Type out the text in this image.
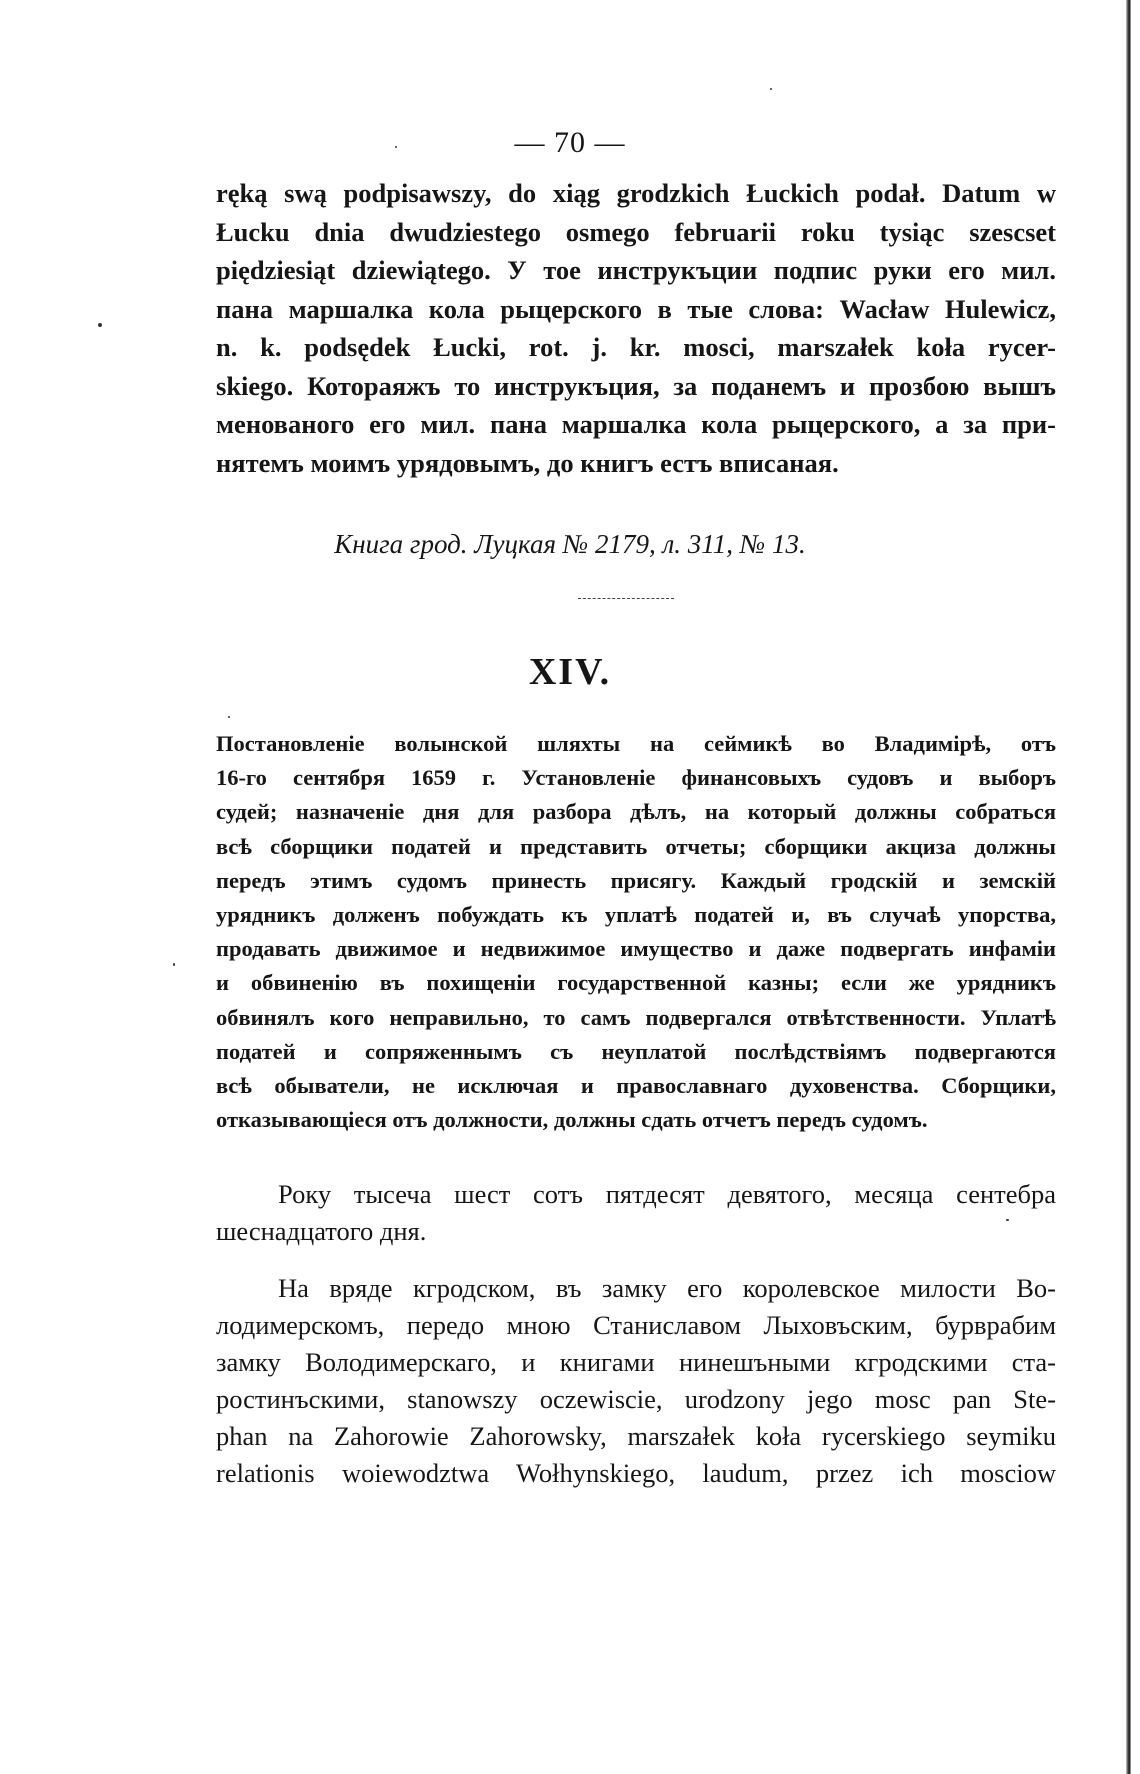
— 70 —
ręką swą podpisawszy, do xiąg grodzkich Łuckich podał. Datum w
Łucku dnia dwudziestego osmego februarii roku tysiąc szescset
piędziesiąt dziewiątego. У тое инструкъции подпис руки его мил.
пана маршалка кола рыцерского в тые слова: Wacław Hulewicz,
n. k. podsędek Łucki, rot. j. kr. mosci, marszałek koła rycer-
skiego. Котораяжъ то инструкъция, за поданемъ и прозбою вышъ
менованого его мил. пана маршалка кола рыцерского, а за при-
нятемъ моимъ урядовымъ, до книгъ естъ вписаная.
Книга грод. Луцкая № 2179, л. 311, № 13.
XIV.
Постановленіе волынской шляхты на сеймикѣ во Владимірѣ, отъ
16-го сентября 1659 г. Установленіе финансовыхъ судовъ и выборъ
судей; назначеніе дня для разбора дѣлъ, на который должны собраться
всѣ сборщики податей и представить отчеты; сборщики акциза должны
передъ этимъ судомъ принесть присягу. Каждый гродскій и земскій
урядникъ долженъ побуждать къ уплатѣ податей и, въ случаѣ упорства,
продавать движимое и недвижимое имущество и даже подвергать инфаміи
и обвиненію въ похищеніи государственной казны; если же урядникъ
обвинялъ кого неправильно, то самъ подвергался отвѣтственности. Уплатѣ
податей и сопряженнымъ съ неуплатой послѣдствіямъ подвергаются
всѣ обыватели, не исключая и православнаго духовенства. Сборщики,
отказывающіеся отъ должности, должны сдать отчетъ передъ судомъ.
Року тысеча шест сотъ пятдесят девятого, месяца сентебра
шеснадцатого дня.
На вряде кгродском, въ замку его королевское милости Во-
лодимерскомъ, передо мною Станиславом Лыховъским, бурврабим
замку Володимерскаго, и книгами нинешъными кгродскими ста-
ростинъскими, stanowszy oczewiscie, urodzony jego mosc pan Ste-
phan na Zahorowie Zahorowsky, marszałek koła rycerskiego seymiku
relationis woiewodztwa Wołhynskiego, laudum, przez ich mosciow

^^^^^^^^^^^^^^^^

REQUIREMENTS: Pictures excluded, quote all the data above exactly.

SOLUTION TO THIS EXERCISE:
Type out the text in this image.
— 70 —
ręką swą podpisawszy, do xiąg grodzkich Łuckich podał. Datum w
Łucku dnia dwudziestego osmego februarii roku tysiąc szescset
piędziesiąt dziewiątego. У тое инструкъции подпис руки его мил.
пана маршалка кола рыцерского в тые слова: Wacław Hulewicz,
n. k. podsędek Łucki, rot. j. kr. mosci, marszałek koła rycer-
skiego. Котораяжъ то инструкъция, за поданемъ и прозбою вышъ
менованого его мил. пана маршалка кола рыцерского, а за при-
нятемъ моимъ урядовымъ, до книгъ естъ вписаная.
Книга грод. Луцкая № 2179, л. 311, № 13.
XIV.
Постановленіе волынской шляхты на сеймикѣ во Владимірѣ, отъ
16-го сентября 1659 г. Установленіе финансовыхъ судовъ и выборъ
судей; назначеніе дня для разбора дѣлъ, на который должны собраться
всѣ сборщики податей и представить отчеты; сборщики акциза должны
передъ этимъ судомъ принесть присягу. Каждый гродскій и земскій
урядникъ долженъ побуждать къ уплатѣ податей и, въ случаѣ упорства,
продавать движимое и недвижимое имущество и даже подвергать инфаміи
и обвиненію въ похищеніи государственной казны; если же урядникъ
обвинялъ кого неправильно, то самъ подвергался отвѣтственности. Уплатѣ
податей и сопряженнымъ съ неуплатой послѣдствіямъ подвергаются
всѣ обыватели, не исключая и православнаго духовенства. Сборщики,
отказывающіеся отъ должности, должны сдать отчетъ передъ судомъ.
Року тысеча шест сотъ пятдесят девятого, месяца сентебра
шеснадцатого дня.
На вряде кгродском, въ замку его королевское милости Во-
лодимерскомъ, передо мною Станиславом Лыховъским, бурврабим
замку Володимерскаго, и книгами нинешъными кгродскими ста-
ростинъскими, stanowszy oczewiscie, urodzony jego mosc pan Ste-
phan na Zahorowie Zahorowsky, marszałek koła rycerskiego seymiku
relationis woiewodztwa Wołhynskiego, laudum, przez ich mosciow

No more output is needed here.